| REQUEST |
Which lines hold the word "лето"? Copy each of them from the material.
— BEGIN RECORDS FOR THE EXERCISE —
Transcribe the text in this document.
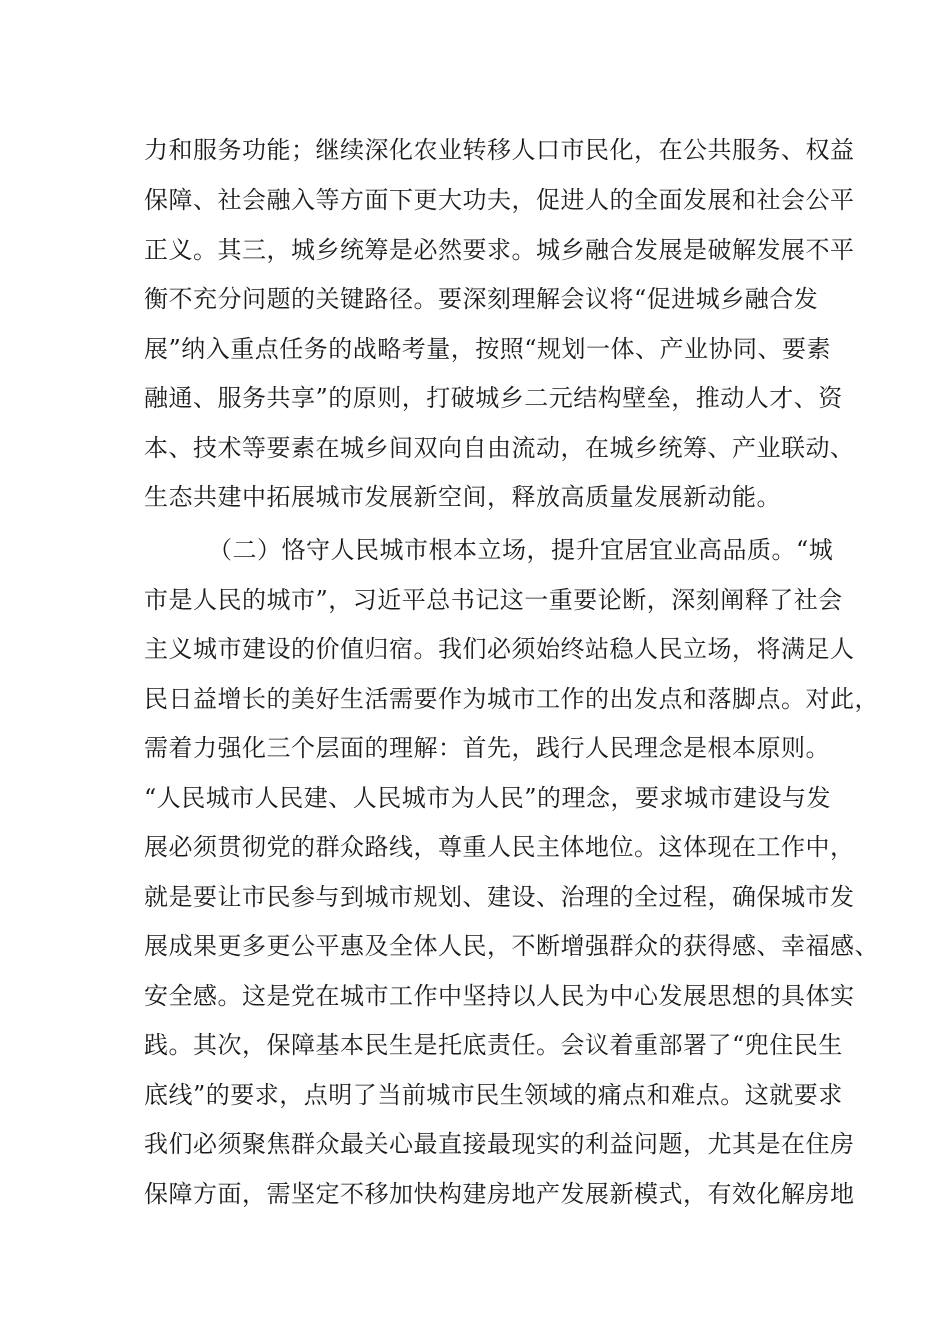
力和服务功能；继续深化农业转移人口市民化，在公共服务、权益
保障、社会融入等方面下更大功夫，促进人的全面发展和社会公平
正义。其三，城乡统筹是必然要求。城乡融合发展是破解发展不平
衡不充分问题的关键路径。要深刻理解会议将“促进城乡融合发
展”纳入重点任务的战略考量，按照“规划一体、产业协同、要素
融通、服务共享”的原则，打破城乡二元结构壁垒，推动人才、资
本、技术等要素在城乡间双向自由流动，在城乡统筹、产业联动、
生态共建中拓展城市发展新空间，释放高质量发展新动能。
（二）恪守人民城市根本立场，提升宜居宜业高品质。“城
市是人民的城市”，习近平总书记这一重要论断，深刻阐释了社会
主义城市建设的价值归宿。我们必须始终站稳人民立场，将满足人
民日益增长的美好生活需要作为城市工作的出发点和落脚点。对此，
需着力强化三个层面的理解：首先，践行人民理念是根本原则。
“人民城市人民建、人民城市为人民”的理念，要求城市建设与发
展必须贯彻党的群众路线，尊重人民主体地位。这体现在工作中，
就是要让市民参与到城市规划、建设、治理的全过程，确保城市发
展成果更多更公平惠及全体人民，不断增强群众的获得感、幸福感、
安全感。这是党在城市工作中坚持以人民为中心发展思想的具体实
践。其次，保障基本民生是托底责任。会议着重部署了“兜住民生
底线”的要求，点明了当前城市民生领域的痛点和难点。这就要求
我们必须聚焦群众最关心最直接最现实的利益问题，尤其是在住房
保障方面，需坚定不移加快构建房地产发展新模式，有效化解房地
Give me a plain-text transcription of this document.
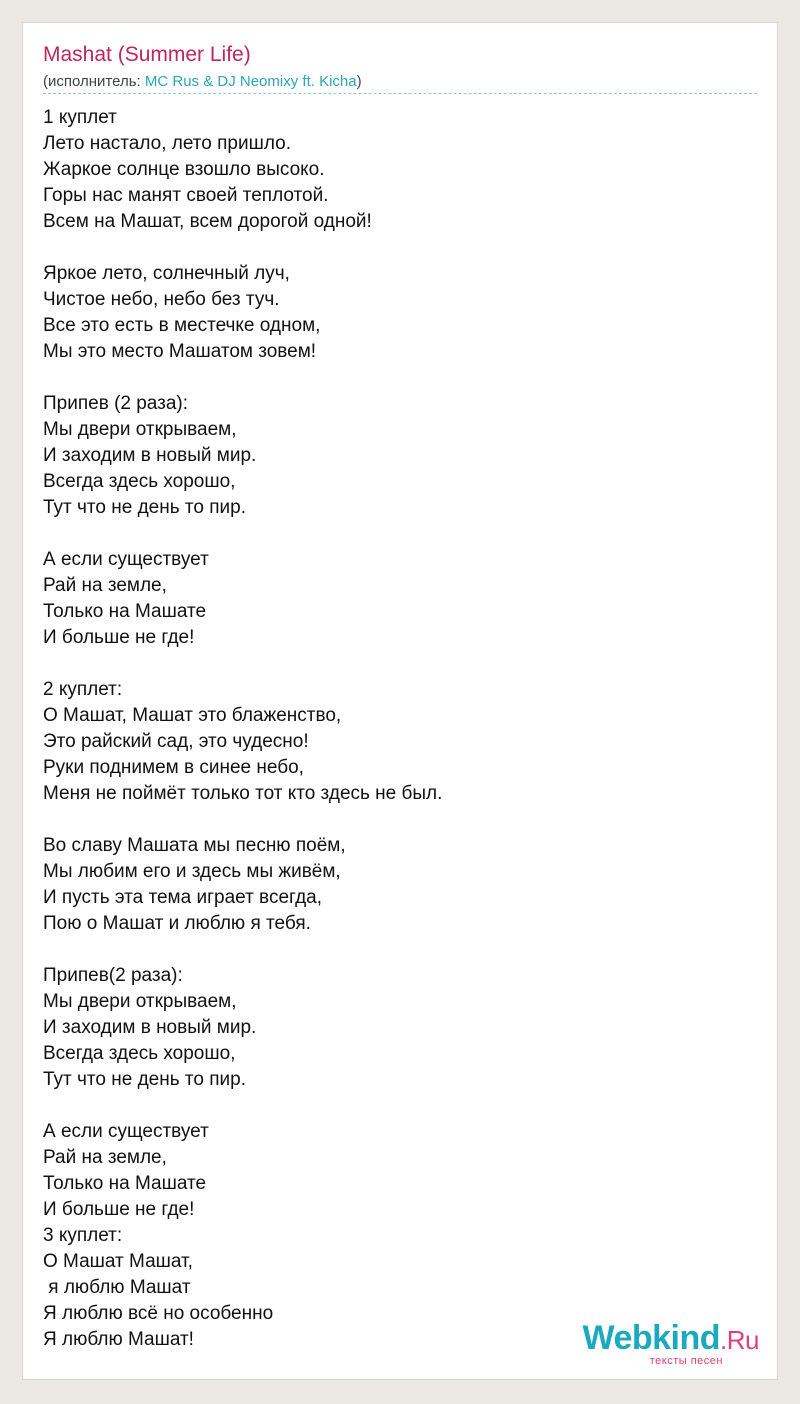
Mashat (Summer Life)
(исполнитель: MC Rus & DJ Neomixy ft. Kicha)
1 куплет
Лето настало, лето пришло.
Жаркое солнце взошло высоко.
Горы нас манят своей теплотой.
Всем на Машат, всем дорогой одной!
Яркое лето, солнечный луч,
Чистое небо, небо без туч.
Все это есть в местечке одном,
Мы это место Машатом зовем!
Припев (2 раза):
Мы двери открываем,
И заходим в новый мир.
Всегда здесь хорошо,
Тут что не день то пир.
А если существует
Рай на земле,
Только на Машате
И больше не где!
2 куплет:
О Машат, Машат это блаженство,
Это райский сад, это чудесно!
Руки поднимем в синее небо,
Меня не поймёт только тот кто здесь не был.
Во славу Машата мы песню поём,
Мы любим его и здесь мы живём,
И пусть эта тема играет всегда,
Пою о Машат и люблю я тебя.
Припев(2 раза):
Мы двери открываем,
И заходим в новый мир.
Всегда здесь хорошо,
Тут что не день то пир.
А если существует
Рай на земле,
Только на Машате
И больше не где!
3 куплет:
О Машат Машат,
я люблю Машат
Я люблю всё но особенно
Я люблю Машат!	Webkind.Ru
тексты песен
— END RECORDS FOR THE EXERCISE —
— BEGIN RECORDS FOR THE EXERCISE —
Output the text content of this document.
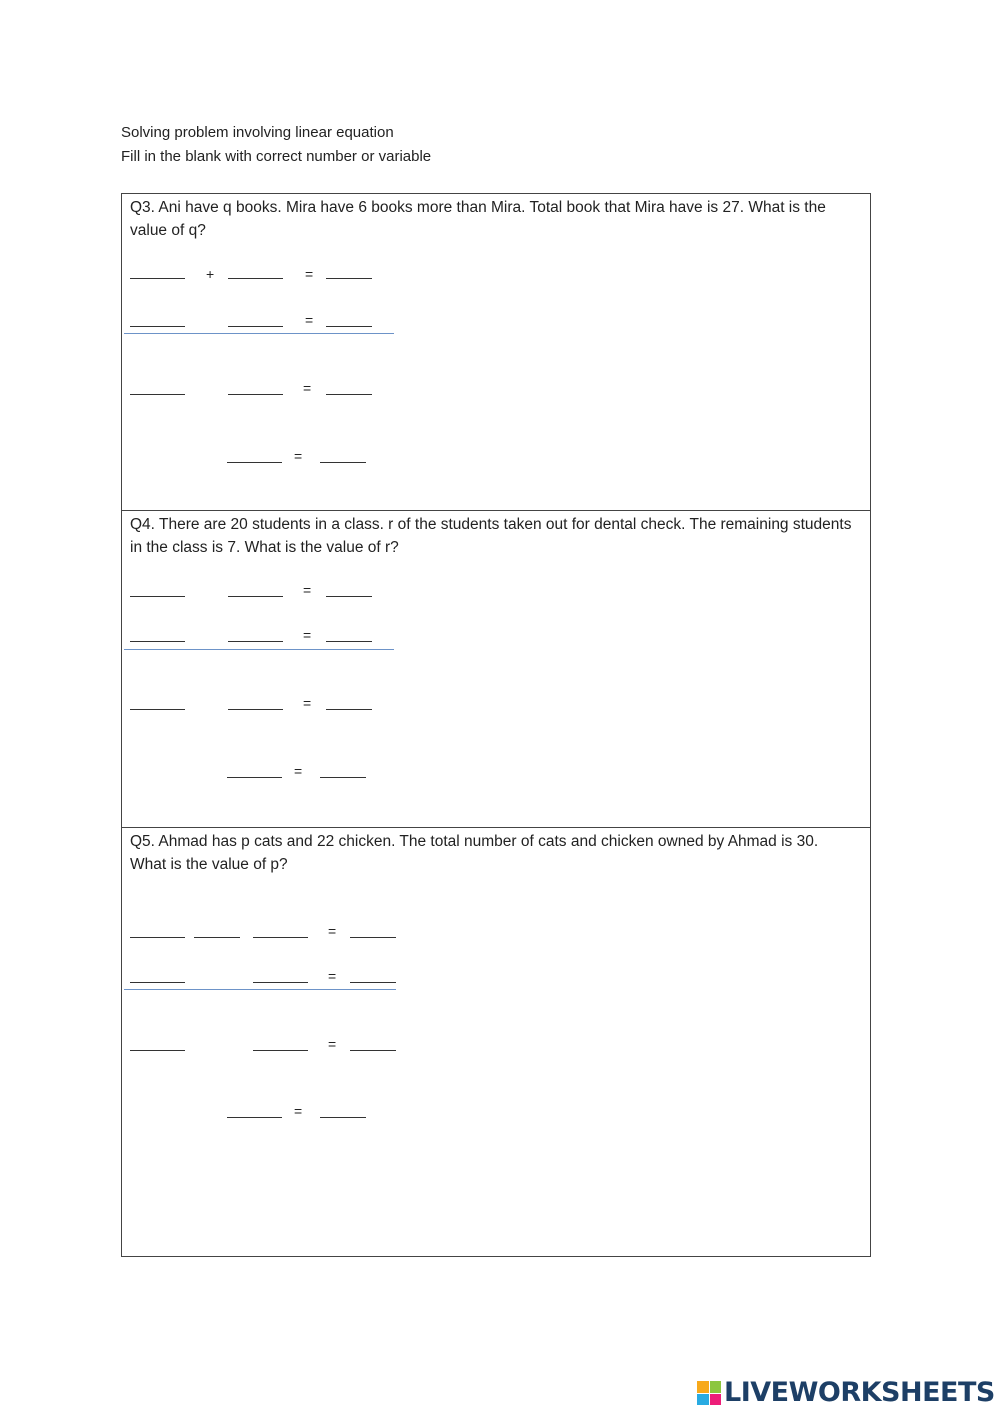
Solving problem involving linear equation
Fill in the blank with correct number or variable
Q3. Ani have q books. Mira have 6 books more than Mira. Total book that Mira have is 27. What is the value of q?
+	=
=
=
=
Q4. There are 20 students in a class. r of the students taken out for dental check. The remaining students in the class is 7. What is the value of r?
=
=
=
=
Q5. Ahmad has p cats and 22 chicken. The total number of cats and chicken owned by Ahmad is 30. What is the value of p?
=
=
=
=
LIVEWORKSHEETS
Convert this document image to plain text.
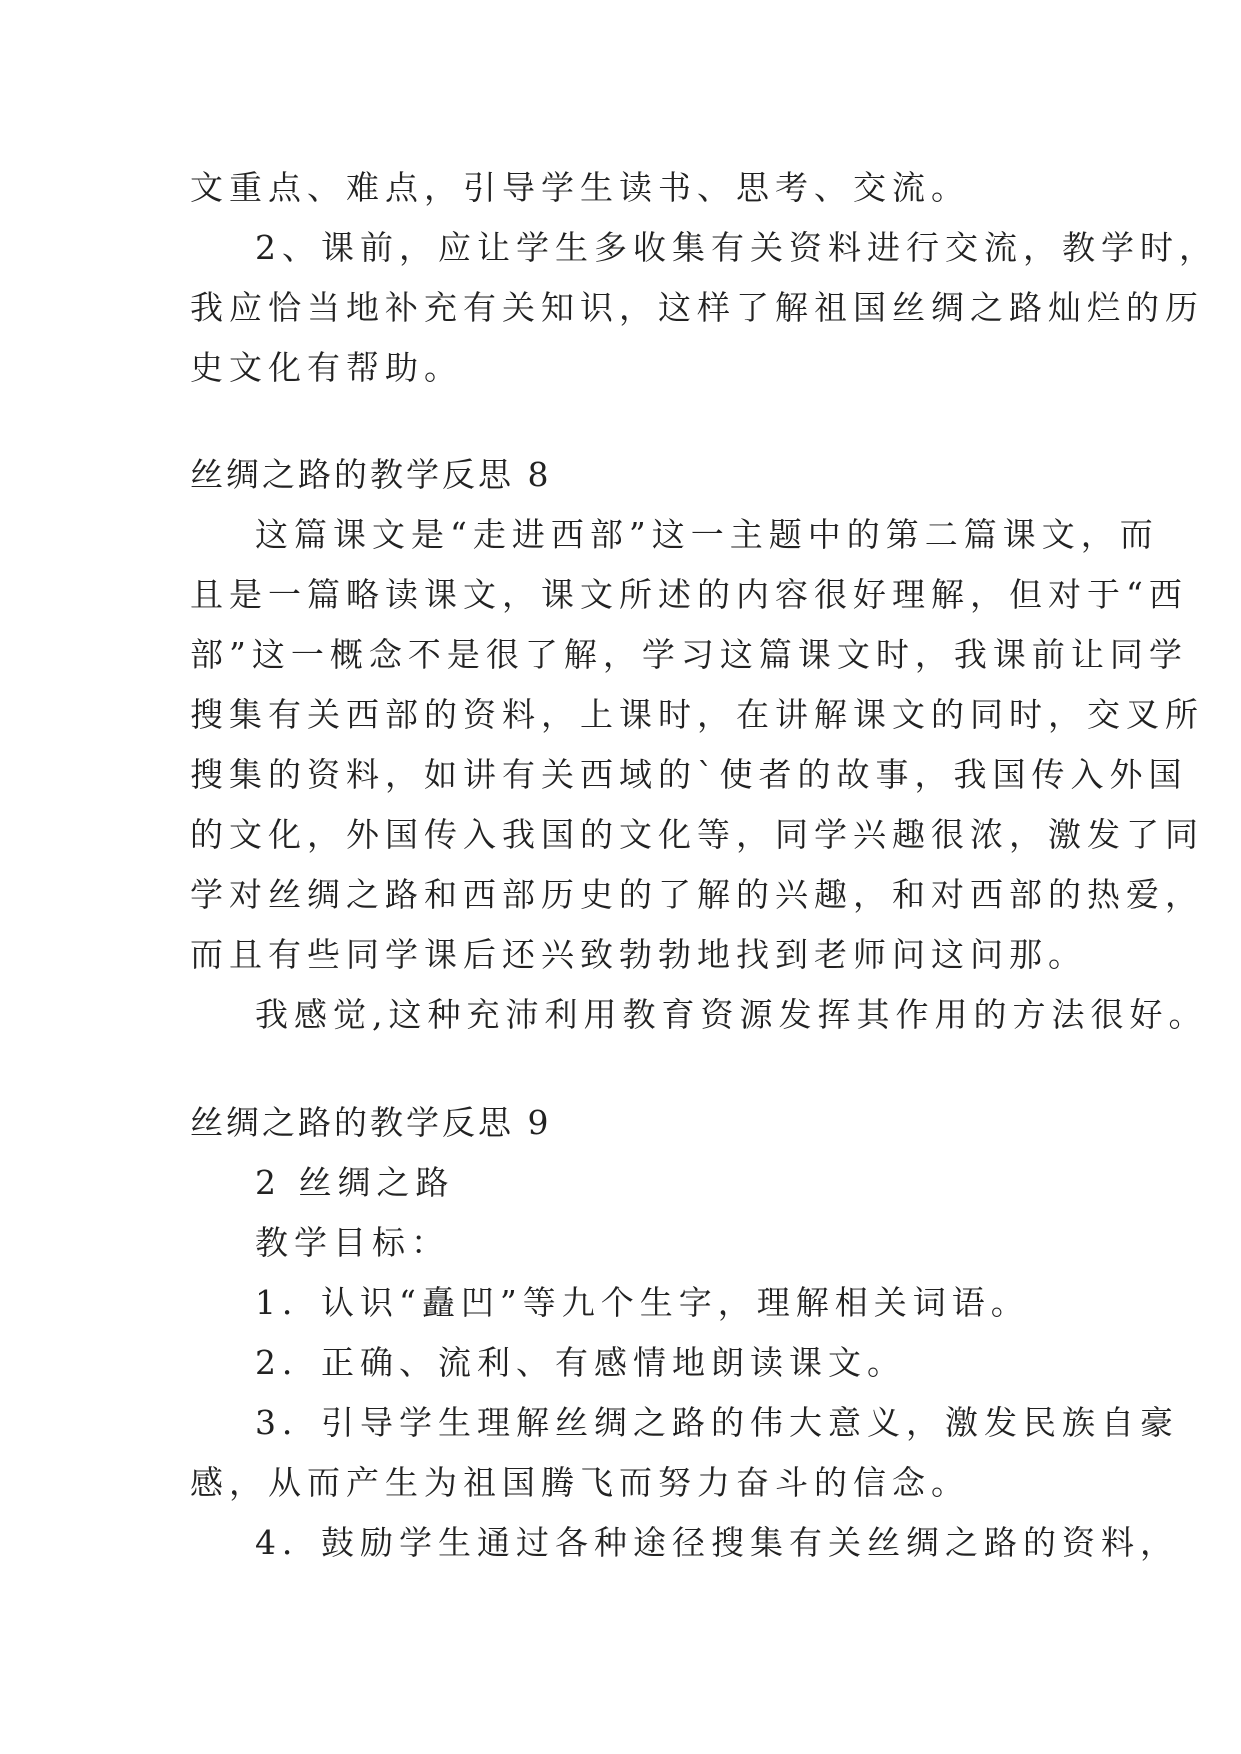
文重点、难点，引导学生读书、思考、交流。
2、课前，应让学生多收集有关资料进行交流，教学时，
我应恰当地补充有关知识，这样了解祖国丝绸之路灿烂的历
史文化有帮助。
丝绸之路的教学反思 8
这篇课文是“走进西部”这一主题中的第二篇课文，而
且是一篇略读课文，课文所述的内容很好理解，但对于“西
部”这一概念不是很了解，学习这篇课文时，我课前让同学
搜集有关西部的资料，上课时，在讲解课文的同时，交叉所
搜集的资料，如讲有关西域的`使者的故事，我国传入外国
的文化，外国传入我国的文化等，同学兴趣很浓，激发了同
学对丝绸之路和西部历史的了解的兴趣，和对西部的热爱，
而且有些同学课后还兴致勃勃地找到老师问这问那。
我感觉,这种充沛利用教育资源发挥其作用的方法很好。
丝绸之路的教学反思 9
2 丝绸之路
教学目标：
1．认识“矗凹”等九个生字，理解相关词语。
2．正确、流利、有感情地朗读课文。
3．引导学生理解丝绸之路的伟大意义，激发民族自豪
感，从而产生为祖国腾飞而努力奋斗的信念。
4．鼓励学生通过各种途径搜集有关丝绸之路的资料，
— END RECORDS FOR THE EXERCISE —
| SOLUTION TO THIS TASK |
Лето настало, лето пришло.
Яркое лето, солнечный луч,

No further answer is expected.